[START The records]

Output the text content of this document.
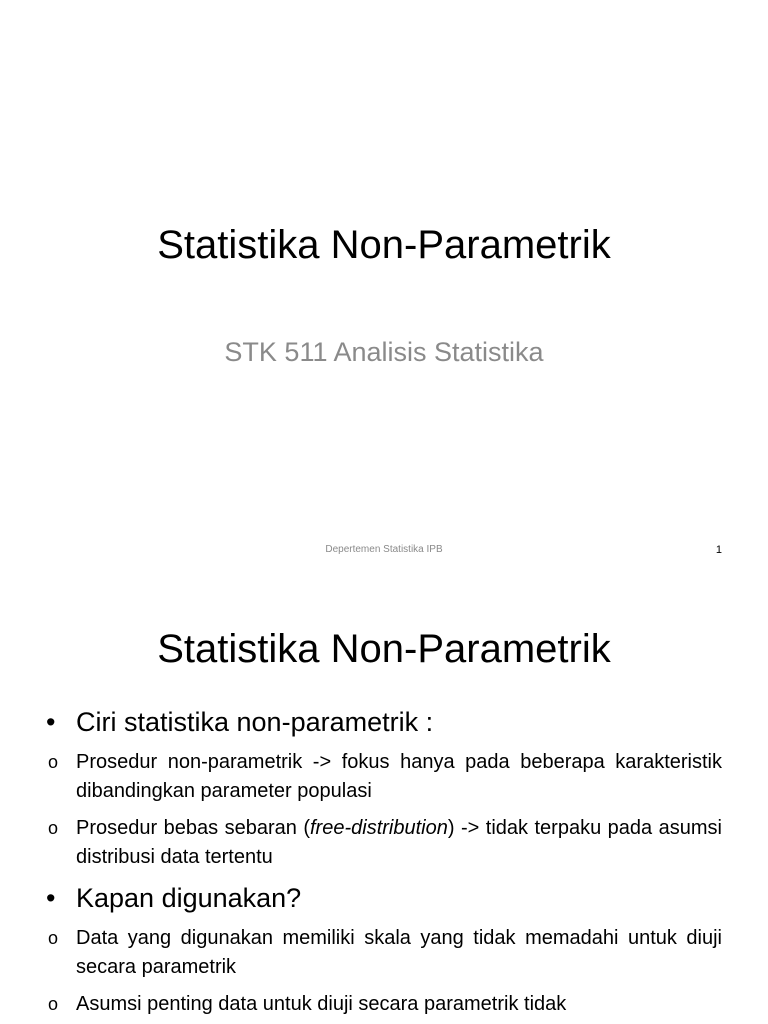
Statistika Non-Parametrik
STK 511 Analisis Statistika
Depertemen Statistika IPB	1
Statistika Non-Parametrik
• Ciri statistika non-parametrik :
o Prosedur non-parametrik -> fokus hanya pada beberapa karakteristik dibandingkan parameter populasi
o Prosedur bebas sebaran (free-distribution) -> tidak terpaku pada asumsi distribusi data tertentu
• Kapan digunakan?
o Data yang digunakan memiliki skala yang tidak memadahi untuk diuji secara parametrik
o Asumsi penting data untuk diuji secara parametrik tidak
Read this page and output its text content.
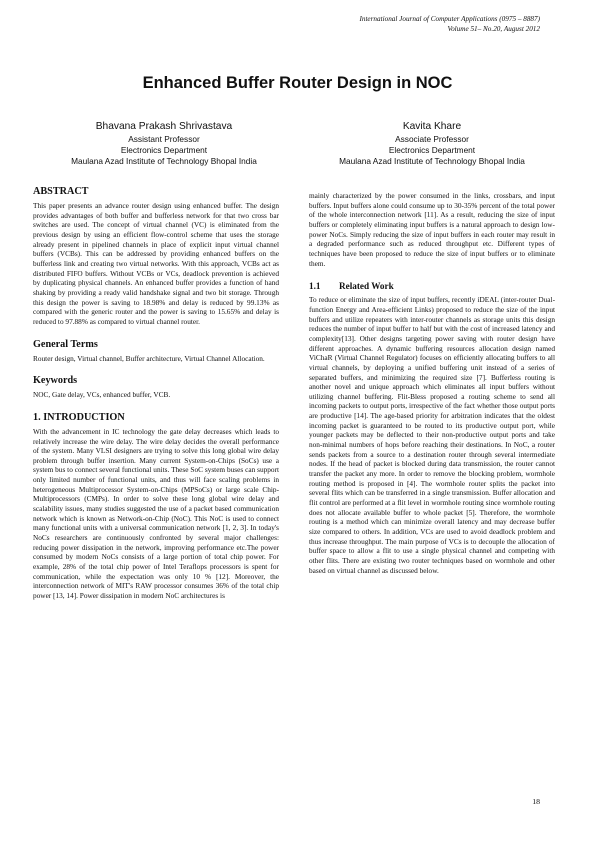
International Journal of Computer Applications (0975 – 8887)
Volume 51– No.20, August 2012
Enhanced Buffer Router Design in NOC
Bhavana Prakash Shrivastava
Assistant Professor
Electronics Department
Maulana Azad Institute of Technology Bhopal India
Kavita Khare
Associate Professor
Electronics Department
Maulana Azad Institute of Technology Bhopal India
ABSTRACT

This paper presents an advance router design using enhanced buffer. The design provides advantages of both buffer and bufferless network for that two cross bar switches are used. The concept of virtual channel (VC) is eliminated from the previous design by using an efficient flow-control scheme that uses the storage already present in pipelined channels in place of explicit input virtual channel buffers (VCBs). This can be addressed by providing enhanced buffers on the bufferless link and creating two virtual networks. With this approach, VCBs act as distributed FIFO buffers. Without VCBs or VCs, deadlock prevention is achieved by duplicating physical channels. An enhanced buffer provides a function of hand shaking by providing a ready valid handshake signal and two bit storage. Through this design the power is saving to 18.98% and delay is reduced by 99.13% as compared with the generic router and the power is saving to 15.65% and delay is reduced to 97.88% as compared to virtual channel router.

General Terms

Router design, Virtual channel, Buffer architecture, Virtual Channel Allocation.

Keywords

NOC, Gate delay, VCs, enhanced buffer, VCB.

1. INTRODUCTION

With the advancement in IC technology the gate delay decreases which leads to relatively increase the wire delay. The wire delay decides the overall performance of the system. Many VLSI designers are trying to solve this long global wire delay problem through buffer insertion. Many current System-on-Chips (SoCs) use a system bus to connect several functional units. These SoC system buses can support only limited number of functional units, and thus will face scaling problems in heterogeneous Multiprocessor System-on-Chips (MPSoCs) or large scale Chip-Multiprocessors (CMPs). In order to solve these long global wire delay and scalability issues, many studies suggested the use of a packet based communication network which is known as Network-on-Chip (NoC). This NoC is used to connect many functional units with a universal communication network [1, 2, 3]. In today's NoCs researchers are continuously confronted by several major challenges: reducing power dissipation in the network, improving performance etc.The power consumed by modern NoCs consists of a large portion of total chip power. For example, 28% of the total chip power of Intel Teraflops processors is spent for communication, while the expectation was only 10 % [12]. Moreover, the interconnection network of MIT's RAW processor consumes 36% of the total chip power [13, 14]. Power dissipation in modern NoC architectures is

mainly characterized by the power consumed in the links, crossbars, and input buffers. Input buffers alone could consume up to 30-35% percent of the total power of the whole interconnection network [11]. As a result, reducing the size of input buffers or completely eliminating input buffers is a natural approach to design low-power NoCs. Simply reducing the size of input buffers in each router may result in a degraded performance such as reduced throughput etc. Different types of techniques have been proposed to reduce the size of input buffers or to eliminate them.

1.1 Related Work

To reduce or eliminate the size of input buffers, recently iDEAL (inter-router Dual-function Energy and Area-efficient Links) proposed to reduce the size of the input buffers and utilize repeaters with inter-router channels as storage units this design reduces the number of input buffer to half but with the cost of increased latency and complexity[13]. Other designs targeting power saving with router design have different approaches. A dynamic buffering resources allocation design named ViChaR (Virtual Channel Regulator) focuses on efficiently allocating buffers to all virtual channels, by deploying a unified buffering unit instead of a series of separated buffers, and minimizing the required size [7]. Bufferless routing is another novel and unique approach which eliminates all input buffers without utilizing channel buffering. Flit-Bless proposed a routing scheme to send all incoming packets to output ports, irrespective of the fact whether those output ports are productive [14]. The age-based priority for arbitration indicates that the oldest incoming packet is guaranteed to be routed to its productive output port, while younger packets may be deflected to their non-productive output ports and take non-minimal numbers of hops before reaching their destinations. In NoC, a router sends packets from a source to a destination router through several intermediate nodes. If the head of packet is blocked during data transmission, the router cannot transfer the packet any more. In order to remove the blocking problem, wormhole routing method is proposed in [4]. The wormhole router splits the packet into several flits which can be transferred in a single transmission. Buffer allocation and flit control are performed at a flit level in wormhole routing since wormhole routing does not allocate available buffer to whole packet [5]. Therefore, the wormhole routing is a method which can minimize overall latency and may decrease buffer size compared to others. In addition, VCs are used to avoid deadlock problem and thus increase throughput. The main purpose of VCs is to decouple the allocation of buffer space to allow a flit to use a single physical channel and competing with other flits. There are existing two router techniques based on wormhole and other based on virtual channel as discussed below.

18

[END The records]

What you need to do | In the listing, find every line containing the word "secara" and list it.

Full response |
o Data yang digunakan memiliki skala yang tidak memadahi untuk diuji secara parametrik
o Asumsi penting data untuk diuji secara parametrik tidak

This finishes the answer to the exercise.